## Objective
For the data below, work out how many lines contain the word "techniques" and supply only that number.

## Stored records
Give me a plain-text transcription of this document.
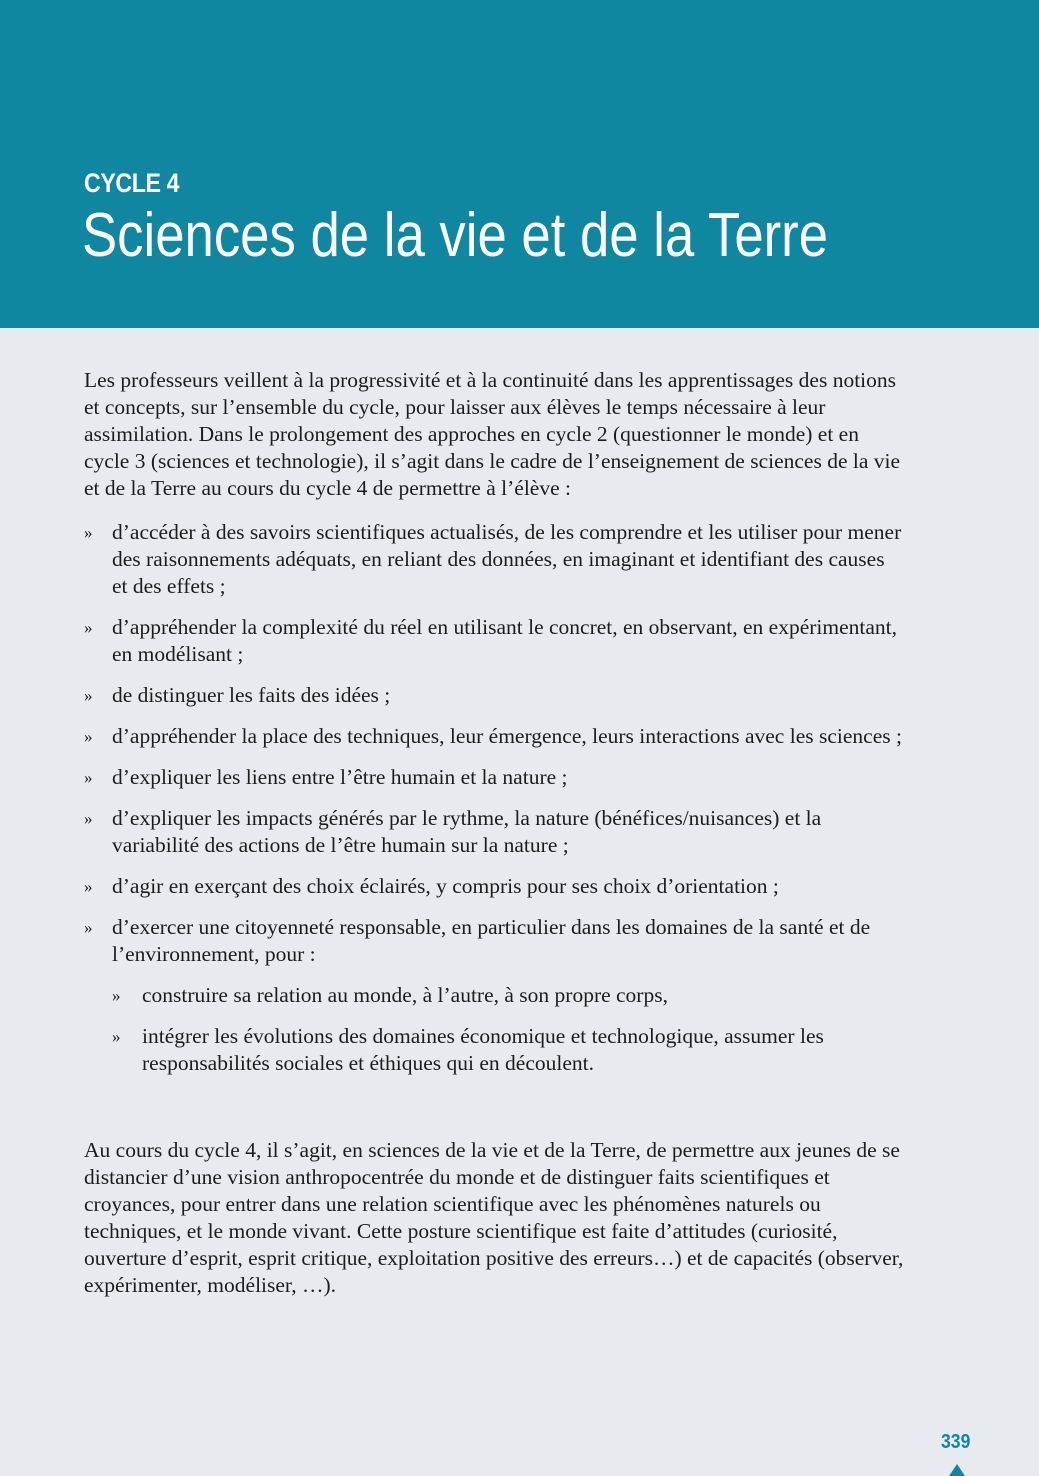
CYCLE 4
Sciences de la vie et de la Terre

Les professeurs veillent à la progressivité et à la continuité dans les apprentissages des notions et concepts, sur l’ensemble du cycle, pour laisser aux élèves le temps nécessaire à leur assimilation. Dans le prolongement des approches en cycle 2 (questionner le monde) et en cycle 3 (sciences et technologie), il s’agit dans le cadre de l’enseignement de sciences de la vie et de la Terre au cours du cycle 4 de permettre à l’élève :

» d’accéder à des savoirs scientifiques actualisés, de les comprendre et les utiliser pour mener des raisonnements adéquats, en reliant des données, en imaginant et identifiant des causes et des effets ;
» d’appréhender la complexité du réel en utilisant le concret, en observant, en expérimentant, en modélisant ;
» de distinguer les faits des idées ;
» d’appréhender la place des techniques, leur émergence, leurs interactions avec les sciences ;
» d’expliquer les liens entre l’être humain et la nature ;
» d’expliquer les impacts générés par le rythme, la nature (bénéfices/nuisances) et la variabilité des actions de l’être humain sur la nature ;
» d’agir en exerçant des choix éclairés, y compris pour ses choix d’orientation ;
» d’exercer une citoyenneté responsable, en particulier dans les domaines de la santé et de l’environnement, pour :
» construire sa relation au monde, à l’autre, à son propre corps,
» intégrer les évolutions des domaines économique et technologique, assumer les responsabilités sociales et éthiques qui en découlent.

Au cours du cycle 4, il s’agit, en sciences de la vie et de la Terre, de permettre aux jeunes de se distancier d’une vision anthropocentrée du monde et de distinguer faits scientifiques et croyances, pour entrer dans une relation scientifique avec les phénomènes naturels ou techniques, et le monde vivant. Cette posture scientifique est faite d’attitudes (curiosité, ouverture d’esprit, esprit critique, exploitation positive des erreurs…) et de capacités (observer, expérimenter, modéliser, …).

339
---
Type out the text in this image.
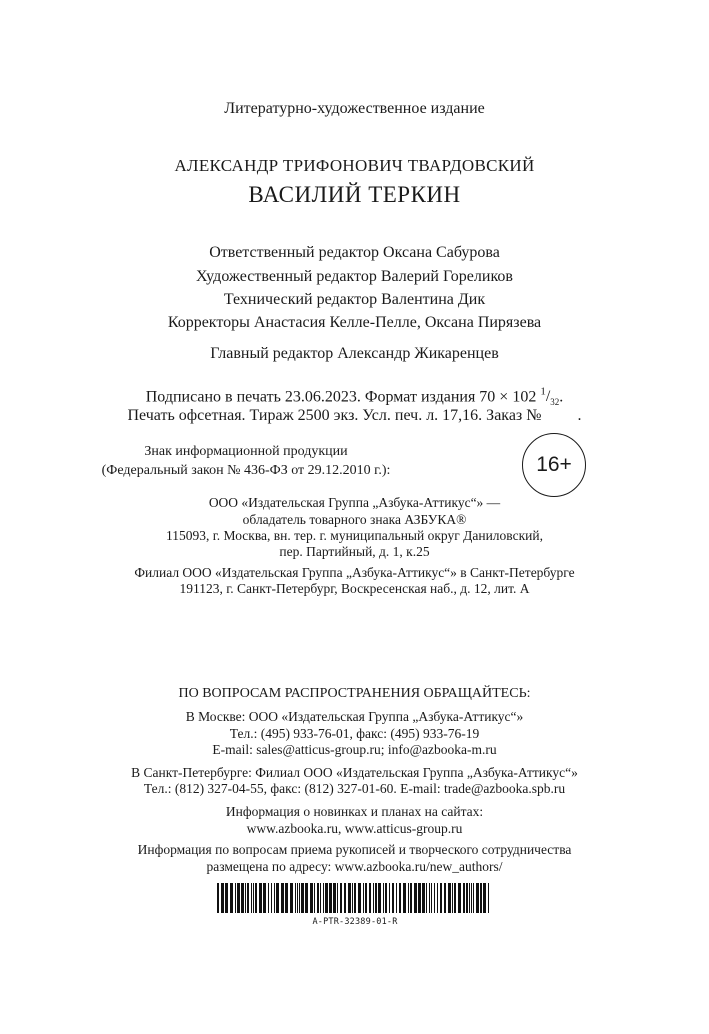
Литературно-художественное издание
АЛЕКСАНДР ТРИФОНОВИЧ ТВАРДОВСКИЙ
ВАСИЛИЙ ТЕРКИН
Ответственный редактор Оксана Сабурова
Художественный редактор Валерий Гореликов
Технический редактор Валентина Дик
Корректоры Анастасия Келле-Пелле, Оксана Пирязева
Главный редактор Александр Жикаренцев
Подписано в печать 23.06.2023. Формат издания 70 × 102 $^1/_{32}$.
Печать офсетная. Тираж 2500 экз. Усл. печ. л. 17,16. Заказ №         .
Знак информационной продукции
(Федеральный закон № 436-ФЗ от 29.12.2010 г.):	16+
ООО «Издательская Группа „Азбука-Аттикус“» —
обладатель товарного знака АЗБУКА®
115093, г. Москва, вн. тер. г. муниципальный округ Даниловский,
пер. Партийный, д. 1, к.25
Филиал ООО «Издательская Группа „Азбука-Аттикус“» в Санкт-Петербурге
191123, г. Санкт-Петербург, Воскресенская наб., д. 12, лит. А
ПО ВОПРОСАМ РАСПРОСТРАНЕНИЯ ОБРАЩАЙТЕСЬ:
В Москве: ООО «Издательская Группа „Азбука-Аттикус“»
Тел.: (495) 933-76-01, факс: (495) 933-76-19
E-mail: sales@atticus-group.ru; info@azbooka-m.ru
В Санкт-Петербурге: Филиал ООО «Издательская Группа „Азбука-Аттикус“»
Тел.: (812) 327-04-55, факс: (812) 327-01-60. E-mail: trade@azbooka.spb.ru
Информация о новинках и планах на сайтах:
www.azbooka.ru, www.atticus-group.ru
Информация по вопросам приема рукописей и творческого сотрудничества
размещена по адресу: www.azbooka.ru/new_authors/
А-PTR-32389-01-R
--
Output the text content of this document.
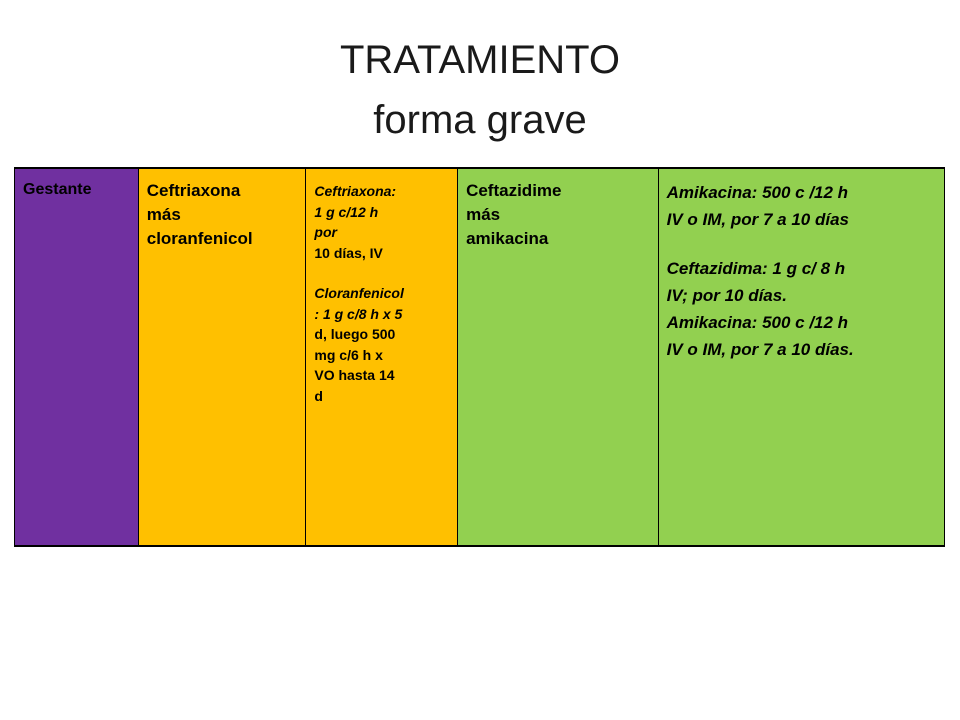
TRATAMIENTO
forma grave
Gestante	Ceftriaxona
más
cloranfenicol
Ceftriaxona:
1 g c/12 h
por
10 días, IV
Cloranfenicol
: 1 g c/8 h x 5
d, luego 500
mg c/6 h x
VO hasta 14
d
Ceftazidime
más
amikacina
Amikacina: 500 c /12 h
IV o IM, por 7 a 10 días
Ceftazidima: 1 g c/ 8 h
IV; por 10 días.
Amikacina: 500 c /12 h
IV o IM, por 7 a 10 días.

## Result of this task
2